Start of GIVEN ENTRIES

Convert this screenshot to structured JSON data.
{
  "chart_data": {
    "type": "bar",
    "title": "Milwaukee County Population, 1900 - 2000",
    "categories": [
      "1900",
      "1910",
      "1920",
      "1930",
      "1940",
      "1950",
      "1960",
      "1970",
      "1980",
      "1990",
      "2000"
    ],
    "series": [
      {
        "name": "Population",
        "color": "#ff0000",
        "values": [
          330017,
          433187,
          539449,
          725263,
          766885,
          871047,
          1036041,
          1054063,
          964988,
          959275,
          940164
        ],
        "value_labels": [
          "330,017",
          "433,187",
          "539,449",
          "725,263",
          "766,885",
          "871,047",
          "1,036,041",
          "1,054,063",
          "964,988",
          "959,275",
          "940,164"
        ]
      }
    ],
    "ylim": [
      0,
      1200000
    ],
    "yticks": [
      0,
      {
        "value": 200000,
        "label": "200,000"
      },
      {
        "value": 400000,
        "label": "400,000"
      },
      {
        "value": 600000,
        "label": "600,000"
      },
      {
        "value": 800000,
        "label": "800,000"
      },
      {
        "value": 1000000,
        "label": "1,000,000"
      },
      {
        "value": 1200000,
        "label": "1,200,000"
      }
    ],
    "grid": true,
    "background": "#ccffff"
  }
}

End of GIVEN ENTRIES
Start of GIVEN ENTRIES

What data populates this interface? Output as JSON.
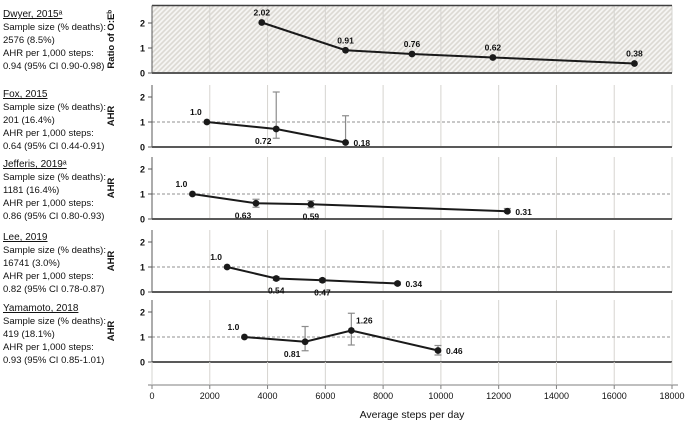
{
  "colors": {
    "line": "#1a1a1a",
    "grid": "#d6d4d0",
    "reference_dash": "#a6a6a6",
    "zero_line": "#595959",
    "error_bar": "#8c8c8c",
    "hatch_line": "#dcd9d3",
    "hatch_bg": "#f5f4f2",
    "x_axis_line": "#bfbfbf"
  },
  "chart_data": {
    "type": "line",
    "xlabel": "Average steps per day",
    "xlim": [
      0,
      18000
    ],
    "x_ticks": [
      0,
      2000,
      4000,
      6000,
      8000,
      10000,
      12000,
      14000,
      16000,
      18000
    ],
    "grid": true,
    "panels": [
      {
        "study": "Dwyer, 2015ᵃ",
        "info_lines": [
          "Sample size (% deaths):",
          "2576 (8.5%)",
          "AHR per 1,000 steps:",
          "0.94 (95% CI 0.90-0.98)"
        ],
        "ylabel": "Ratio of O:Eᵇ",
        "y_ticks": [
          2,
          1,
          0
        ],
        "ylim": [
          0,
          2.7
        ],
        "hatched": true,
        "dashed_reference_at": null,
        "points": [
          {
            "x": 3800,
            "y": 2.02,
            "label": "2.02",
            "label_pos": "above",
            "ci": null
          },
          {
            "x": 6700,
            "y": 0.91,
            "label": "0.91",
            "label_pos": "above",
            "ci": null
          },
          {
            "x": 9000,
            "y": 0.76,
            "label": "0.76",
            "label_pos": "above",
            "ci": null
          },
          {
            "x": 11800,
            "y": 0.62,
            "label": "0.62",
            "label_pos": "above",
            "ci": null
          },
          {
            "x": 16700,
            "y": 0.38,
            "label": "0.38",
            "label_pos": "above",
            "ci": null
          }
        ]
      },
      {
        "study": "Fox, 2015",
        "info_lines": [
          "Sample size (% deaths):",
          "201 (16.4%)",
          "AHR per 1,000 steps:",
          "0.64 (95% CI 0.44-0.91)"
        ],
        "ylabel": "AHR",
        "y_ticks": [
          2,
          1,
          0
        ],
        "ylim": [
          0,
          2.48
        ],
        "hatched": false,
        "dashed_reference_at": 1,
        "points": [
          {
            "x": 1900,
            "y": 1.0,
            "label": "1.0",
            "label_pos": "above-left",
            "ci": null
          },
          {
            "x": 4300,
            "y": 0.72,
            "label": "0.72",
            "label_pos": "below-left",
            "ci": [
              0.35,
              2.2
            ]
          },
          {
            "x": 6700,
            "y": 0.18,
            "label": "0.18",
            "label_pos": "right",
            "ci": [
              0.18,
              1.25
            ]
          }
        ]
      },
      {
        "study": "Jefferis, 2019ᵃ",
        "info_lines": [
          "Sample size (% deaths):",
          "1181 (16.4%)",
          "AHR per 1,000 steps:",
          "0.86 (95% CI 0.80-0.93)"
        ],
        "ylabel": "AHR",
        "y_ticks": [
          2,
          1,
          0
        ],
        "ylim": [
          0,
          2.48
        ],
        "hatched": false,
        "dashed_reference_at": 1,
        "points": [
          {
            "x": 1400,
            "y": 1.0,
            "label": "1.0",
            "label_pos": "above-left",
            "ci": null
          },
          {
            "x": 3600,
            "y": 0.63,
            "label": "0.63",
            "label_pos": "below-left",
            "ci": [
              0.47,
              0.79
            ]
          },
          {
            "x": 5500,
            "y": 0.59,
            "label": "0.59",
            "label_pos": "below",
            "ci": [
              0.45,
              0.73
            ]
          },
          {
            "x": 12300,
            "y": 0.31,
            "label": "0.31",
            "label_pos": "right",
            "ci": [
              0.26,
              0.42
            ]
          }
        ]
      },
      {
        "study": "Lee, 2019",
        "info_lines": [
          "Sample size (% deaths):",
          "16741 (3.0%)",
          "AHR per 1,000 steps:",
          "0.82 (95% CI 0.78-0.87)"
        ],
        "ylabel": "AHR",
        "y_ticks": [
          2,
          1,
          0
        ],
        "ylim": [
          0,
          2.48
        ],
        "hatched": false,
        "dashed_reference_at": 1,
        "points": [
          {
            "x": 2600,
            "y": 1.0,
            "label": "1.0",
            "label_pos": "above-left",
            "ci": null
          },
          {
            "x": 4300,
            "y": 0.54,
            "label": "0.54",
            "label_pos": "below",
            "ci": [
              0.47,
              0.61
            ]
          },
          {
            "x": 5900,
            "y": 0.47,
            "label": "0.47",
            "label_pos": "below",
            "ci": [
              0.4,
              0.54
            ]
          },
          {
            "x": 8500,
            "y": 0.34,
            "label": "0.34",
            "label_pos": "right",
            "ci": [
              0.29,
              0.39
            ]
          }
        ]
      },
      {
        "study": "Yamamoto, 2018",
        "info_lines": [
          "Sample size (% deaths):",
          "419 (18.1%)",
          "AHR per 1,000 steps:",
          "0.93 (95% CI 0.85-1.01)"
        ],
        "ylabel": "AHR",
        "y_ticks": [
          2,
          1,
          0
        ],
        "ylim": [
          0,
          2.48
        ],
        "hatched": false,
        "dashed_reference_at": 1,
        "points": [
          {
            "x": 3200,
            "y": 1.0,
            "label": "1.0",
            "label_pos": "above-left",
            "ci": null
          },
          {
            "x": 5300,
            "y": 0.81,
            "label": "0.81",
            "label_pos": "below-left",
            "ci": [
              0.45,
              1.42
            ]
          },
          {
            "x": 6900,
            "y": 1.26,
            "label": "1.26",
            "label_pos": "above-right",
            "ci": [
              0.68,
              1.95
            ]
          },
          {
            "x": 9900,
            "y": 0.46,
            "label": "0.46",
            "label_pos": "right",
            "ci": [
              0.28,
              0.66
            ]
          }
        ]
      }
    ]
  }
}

End of GIVEN ENTRIES

SET EXERCISE: Collect from the data above every line that includes "JSON".

RESULT:
Convert this screenshot to structured JSON data.
What data populates this interface? Output as JSON.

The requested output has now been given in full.